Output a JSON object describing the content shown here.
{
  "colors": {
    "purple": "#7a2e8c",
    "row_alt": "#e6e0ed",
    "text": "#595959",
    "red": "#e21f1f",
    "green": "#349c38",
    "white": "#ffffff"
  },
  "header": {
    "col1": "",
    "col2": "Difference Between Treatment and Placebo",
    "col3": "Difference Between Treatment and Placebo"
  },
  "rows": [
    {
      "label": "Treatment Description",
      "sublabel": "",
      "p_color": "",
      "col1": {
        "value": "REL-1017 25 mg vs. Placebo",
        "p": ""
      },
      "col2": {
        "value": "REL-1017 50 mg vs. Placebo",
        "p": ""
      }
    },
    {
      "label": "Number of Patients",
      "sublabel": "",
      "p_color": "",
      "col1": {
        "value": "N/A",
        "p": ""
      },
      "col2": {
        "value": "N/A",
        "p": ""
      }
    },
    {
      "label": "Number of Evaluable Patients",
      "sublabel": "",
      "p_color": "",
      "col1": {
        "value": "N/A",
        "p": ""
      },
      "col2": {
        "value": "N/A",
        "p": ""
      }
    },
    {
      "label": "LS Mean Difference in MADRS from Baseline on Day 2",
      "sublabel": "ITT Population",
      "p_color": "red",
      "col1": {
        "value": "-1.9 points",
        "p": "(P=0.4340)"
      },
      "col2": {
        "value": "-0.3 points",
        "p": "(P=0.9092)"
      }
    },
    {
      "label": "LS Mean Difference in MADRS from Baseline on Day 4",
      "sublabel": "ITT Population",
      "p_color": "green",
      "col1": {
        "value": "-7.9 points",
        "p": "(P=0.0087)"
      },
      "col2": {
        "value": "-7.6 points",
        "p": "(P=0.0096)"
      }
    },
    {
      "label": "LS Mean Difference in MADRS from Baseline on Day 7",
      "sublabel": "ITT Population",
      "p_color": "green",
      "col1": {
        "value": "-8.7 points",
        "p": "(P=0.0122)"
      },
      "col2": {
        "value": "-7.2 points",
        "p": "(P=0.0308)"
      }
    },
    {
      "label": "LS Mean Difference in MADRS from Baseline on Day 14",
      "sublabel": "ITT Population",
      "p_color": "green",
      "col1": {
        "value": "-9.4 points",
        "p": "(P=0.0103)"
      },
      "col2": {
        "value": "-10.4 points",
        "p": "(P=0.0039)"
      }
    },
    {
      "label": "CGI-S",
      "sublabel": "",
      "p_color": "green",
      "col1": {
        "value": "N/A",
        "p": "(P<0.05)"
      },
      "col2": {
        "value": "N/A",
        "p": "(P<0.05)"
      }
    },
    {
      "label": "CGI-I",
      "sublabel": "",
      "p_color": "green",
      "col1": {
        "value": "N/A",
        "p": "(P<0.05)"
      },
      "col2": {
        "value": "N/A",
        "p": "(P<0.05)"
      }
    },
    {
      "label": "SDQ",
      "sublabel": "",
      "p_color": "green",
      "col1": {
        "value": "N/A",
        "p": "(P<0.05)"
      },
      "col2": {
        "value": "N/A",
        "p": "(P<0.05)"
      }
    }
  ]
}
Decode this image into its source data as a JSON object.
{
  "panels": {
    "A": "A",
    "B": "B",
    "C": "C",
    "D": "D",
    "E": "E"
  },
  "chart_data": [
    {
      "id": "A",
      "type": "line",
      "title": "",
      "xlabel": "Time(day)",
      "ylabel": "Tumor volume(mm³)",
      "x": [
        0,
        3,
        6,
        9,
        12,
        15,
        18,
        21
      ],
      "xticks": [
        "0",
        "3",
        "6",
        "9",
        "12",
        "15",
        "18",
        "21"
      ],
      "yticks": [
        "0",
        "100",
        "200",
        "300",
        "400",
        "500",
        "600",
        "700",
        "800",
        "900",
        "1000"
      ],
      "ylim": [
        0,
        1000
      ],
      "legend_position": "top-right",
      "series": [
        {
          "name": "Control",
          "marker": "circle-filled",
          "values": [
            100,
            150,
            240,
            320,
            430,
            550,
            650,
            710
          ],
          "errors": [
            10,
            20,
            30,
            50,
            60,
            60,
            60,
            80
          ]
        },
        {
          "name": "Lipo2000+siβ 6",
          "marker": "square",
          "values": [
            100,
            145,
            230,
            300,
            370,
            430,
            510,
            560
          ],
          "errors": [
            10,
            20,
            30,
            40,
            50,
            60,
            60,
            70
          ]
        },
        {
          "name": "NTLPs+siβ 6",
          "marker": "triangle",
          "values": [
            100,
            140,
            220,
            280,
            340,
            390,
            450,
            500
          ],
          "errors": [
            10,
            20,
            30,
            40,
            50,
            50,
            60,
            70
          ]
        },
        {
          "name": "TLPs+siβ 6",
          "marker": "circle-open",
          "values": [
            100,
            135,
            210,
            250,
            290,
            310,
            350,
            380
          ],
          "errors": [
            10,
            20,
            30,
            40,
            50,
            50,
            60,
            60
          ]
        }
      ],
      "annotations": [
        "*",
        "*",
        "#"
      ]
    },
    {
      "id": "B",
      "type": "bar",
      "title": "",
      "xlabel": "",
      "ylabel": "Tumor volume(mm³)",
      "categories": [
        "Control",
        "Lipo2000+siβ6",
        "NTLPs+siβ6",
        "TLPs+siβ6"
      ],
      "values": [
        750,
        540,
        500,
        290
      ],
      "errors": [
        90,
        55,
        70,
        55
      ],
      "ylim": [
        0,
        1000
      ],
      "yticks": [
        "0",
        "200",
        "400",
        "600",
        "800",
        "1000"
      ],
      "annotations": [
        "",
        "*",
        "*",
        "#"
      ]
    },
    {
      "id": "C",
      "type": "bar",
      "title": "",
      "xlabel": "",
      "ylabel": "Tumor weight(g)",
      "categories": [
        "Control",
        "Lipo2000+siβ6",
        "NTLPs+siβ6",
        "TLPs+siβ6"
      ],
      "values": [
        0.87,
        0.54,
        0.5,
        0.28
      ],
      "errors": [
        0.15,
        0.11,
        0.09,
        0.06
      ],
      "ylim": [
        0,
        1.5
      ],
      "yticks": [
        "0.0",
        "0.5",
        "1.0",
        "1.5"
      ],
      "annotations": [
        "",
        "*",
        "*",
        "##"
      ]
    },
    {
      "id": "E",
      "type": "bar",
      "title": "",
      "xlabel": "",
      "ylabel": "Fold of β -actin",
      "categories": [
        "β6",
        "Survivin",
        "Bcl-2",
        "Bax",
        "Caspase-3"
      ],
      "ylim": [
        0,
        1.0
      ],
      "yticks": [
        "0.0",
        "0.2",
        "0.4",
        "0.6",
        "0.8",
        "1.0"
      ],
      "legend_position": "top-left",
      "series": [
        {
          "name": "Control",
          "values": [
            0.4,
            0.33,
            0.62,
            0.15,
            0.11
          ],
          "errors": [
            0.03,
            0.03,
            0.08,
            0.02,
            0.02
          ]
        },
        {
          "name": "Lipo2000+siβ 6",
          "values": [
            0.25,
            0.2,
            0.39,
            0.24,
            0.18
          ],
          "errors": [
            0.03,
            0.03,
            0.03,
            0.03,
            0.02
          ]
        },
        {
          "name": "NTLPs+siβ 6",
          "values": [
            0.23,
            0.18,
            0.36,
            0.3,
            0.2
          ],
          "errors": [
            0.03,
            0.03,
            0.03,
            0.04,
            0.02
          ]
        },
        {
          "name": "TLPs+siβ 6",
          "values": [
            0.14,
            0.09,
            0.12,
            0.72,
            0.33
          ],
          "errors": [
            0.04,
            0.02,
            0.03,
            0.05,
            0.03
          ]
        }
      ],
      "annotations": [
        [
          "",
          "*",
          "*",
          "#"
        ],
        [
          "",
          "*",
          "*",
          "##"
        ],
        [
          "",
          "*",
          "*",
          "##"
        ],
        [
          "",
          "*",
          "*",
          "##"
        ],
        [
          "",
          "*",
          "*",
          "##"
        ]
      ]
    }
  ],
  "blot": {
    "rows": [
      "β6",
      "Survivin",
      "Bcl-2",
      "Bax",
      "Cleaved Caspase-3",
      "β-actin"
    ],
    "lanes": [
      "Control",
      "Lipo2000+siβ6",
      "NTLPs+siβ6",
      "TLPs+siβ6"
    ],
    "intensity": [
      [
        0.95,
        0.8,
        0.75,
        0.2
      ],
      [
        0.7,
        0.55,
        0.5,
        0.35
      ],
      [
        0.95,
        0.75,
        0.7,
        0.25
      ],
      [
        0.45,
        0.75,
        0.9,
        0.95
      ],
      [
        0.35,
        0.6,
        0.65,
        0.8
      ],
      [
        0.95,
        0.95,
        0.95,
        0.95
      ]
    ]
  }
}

What the task requires:
Return a copy of each line of the material that holds the word "Mean".

Result:
      "label": "LS Mean Difference in MADRS from Baseline on Day 2",
      "label": "LS Mean Difference in MADRS from Baseline on Day 4",
      "label": "LS Mean Difference in MADRS from Baseline on Day 7",
      "label": "LS Mean Difference in MADRS from Baseline on Day 14",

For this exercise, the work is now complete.